Exercise directions: Copy out exactly the lines from the line containing "Type out the text in this image." to the end of the listing.

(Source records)
(begin)

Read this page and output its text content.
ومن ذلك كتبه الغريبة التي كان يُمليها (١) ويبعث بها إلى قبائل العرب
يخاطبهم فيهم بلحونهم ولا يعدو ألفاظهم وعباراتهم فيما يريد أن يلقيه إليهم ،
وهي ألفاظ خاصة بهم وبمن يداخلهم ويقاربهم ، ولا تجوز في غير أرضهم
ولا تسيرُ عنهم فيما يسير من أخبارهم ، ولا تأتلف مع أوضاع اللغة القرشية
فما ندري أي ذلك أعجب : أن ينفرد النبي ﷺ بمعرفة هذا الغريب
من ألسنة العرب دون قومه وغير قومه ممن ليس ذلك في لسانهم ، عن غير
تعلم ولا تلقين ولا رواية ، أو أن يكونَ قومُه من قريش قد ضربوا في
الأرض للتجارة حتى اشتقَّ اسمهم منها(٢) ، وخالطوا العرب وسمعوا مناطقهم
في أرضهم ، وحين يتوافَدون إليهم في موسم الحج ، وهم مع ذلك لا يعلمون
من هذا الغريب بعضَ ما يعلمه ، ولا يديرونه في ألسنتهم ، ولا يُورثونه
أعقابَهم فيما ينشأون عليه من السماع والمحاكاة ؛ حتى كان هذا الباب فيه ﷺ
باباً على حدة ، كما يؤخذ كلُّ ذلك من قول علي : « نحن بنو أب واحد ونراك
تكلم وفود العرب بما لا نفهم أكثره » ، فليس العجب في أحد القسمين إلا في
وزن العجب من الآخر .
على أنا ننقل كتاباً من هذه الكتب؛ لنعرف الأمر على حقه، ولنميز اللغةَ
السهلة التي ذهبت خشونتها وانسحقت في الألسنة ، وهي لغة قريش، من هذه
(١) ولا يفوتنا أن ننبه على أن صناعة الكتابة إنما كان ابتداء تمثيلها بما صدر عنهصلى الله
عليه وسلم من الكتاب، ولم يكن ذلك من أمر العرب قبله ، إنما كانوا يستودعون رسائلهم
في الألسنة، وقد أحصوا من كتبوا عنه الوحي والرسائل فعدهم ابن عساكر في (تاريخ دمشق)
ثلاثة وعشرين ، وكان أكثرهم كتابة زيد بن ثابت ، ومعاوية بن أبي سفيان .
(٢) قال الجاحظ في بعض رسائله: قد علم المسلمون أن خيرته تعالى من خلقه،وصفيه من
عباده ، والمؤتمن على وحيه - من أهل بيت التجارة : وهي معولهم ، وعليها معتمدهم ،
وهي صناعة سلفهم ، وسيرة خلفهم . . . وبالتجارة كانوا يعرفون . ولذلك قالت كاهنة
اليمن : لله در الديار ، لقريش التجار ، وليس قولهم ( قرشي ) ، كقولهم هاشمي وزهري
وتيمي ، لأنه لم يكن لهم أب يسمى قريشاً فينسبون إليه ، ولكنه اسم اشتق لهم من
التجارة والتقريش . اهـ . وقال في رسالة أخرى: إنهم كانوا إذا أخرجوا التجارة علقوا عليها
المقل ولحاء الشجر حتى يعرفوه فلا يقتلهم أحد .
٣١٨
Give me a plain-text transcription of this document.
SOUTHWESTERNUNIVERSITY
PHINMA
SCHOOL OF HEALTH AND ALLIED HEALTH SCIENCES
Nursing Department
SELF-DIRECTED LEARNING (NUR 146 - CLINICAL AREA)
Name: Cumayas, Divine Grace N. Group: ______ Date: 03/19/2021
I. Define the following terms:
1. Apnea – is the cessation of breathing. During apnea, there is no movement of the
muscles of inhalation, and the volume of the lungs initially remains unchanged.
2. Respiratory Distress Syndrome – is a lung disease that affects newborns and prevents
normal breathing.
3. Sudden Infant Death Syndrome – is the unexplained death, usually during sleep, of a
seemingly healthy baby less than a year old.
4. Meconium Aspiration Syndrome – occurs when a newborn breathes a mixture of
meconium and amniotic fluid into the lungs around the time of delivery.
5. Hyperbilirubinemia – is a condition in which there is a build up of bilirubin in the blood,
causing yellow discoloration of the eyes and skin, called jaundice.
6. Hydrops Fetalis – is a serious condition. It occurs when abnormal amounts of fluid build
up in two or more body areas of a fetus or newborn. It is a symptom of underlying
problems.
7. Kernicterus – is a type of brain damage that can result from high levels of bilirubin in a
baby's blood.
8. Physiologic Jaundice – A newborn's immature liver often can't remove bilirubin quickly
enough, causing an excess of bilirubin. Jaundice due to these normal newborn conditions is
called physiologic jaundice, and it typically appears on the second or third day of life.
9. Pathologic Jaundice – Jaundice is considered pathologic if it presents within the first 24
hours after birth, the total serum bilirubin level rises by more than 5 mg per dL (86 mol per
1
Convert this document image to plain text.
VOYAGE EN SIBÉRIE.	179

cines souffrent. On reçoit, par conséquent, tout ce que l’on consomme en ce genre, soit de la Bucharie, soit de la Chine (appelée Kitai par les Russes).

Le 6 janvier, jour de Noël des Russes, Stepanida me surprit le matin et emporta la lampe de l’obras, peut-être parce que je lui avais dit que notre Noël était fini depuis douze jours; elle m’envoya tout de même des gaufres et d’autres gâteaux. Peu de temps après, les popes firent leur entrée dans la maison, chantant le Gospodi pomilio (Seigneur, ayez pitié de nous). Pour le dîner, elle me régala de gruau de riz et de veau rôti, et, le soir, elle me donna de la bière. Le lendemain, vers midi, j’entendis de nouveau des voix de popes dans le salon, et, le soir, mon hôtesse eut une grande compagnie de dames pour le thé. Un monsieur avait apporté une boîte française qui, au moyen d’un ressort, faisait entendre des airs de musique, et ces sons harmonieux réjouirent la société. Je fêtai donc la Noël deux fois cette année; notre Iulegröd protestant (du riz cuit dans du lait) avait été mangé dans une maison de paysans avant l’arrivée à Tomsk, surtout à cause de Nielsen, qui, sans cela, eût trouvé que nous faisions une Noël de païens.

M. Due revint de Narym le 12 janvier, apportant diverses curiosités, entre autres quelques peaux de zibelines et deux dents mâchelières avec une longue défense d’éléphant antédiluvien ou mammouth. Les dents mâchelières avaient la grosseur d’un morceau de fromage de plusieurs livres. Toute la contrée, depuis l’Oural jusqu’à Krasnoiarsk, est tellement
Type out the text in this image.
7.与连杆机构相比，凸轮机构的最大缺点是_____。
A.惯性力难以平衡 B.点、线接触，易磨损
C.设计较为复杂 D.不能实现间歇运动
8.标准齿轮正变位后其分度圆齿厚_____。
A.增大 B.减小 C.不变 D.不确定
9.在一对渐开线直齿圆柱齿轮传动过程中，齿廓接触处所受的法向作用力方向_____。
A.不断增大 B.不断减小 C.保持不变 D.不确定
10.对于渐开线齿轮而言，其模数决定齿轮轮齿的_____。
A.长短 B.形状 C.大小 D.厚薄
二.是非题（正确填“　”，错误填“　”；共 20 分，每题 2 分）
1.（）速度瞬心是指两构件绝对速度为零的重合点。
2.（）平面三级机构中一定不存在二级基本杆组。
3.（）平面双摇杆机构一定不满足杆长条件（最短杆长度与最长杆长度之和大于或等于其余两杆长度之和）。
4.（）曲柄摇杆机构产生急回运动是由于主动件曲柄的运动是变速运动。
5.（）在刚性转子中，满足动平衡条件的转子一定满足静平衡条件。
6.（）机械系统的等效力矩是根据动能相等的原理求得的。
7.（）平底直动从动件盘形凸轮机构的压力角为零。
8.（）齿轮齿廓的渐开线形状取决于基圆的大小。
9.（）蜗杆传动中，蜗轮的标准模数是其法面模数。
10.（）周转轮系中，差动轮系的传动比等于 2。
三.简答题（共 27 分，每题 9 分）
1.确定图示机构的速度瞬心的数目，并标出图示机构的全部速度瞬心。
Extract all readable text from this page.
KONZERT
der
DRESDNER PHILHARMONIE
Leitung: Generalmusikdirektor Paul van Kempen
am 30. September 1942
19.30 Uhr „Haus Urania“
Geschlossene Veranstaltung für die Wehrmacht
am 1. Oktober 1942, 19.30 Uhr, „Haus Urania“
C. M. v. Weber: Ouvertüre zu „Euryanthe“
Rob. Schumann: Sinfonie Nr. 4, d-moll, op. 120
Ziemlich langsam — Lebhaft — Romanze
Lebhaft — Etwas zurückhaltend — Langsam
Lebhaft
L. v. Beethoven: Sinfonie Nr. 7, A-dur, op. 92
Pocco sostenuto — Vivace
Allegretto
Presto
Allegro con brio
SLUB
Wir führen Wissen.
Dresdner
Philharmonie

(end)

Complete answer:
Type out the text in this image.
7.与连杆机构相比，凸轮机构的最大缺点是_____。
A.惯性力难以平衡 B.点、线接触，易磨损
C.设计较为复杂 D.不能实现间歇运动
8.标准齿轮正变位后其分度圆齿厚_____。
A.增大 B.减小 C.不变 D.不确定
9.在一对渐开线直齿圆柱齿轮传动过程中，齿廓接触处所受的法向作用力方向_____。
A.不断增大 B.不断减小 C.保持不变 D.不确定
10.对于渐开线齿轮而言，其模数决定齿轮轮齿的_____。
A.长短 B.形状 C.大小 D.厚薄
二.是非题（正确填“　”，错误填“　”；共 20 分，每题 2 分）
1.（）速度瞬心是指两构件绝对速度为零的重合点。
2.（）平面三级机构中一定不存在二级基本杆组。
3.（）平面双摇杆机构一定不满足杆长条件（最短杆长度与最长杆长度之和大于或等于其余两杆长度之和）。
4.（）曲柄摇杆机构产生急回运动是由于主动件曲柄的运动是变速运动。
5.（）在刚性转子中，满足动平衡条件的转子一定满足静平衡条件。
6.（）机械系统的等效力矩是根据动能相等的原理求得的。
7.（）平底直动从动件盘形凸轮机构的压力角为零。
8.（）齿轮齿廓的渐开线形状取决于基圆的大小。
9.（）蜗杆传动中，蜗轮的标准模数是其法面模数。
10.（）周转轮系中，差动轮系的传动比等于 2。
三.简答题（共 27 分，每题 9 分）
1.确定图示机构的速度瞬心的数目，并标出图示机构的全部速度瞬心。
Extract all readable text from this page.
KONZERT
der
DRESDNER PHILHARMONIE
Leitung: Generalmusikdirektor Paul van Kempen
am 30. September 1942
19.30 Uhr „Haus Urania“
Geschlossene Veranstaltung für die Wehrmacht
am 1. Oktober 1942, 19.30 Uhr, „Haus Urania“
C. M. v. Weber: Ouvertüre zu „Euryanthe“
Rob. Schumann: Sinfonie Nr. 4, d-moll, op. 120
Ziemlich langsam — Lebhaft — Romanze
Lebhaft — Etwas zurückhaltend — Langsam
Lebhaft
L. v. Beethoven: Sinfonie Nr. 7, A-dur, op. 92
Pocco sostenuto — Vivace
Allegretto
Presto
Allegro con brio
SLUB
Wir führen Wissen.
Dresdner
Philharmonie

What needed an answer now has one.